start Materials provided
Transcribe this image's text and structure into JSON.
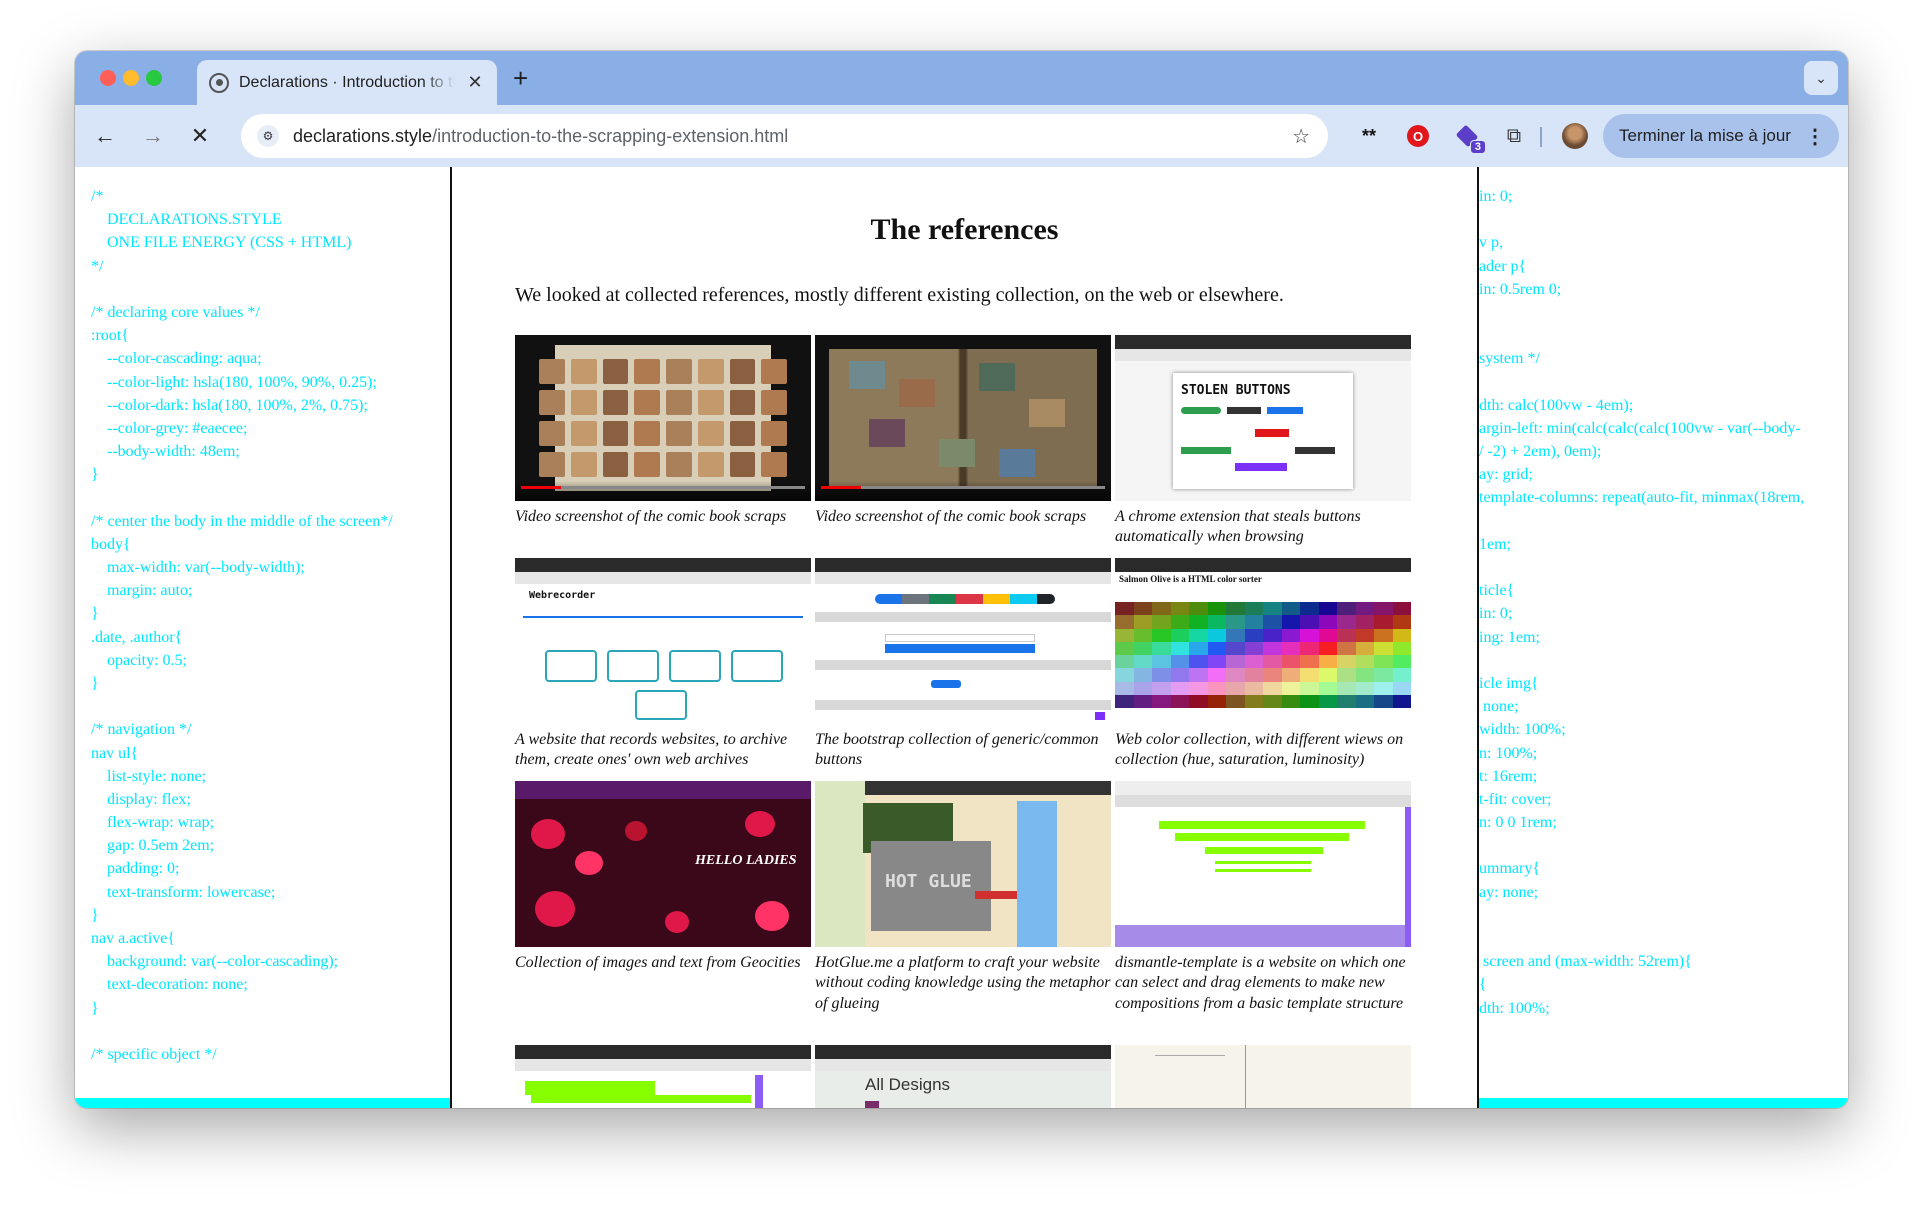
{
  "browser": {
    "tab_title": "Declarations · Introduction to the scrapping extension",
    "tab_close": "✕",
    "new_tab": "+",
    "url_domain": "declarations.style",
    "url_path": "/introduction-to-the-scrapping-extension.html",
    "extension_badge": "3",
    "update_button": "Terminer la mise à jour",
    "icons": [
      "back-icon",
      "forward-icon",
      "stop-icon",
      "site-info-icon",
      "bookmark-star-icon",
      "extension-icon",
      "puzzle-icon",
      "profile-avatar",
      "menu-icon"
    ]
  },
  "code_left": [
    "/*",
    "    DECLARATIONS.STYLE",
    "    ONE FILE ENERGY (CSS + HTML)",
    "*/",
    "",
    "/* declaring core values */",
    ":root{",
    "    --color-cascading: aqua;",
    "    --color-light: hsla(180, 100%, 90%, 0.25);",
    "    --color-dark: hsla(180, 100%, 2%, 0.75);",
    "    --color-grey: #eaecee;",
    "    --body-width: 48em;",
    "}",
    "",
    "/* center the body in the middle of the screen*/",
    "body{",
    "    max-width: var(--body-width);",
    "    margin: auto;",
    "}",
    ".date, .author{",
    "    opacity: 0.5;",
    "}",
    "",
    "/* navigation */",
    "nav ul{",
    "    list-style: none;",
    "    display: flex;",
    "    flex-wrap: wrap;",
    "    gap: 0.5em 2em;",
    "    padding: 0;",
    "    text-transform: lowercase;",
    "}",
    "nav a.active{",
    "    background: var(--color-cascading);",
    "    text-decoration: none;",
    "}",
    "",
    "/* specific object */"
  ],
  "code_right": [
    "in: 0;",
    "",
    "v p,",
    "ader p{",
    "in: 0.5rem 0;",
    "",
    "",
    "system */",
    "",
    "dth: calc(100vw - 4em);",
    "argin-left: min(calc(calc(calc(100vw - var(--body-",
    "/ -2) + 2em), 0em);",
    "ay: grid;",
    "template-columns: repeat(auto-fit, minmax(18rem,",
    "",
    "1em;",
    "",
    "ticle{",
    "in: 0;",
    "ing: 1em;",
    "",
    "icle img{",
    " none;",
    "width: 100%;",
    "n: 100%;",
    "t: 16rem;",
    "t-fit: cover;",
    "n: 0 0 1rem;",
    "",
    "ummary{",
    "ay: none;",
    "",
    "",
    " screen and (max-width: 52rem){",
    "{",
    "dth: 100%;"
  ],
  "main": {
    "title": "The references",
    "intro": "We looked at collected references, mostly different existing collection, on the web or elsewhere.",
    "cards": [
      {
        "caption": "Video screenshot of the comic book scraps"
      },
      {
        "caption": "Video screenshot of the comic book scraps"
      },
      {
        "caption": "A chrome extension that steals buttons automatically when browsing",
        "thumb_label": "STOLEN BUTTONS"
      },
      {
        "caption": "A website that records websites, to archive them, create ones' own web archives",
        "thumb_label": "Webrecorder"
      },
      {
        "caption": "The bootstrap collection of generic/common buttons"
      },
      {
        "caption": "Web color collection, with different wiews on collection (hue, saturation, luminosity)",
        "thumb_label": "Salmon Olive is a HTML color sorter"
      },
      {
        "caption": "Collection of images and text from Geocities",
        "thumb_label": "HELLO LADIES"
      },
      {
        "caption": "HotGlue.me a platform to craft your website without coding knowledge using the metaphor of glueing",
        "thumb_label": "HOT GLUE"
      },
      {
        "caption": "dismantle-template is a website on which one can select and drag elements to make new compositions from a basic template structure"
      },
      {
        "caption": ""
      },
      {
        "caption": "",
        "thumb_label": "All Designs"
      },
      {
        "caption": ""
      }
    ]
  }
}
end Materials provided
■ **Set exercise**: Copy each line of the preceding data that contains the string "hsla".

■ **Answer to the problem**:
    "    --color-light: hsla(180, 100%, 90%, 0.25);",
    "    --color-dark: hsla(180, 100%, 2%, 0.75);",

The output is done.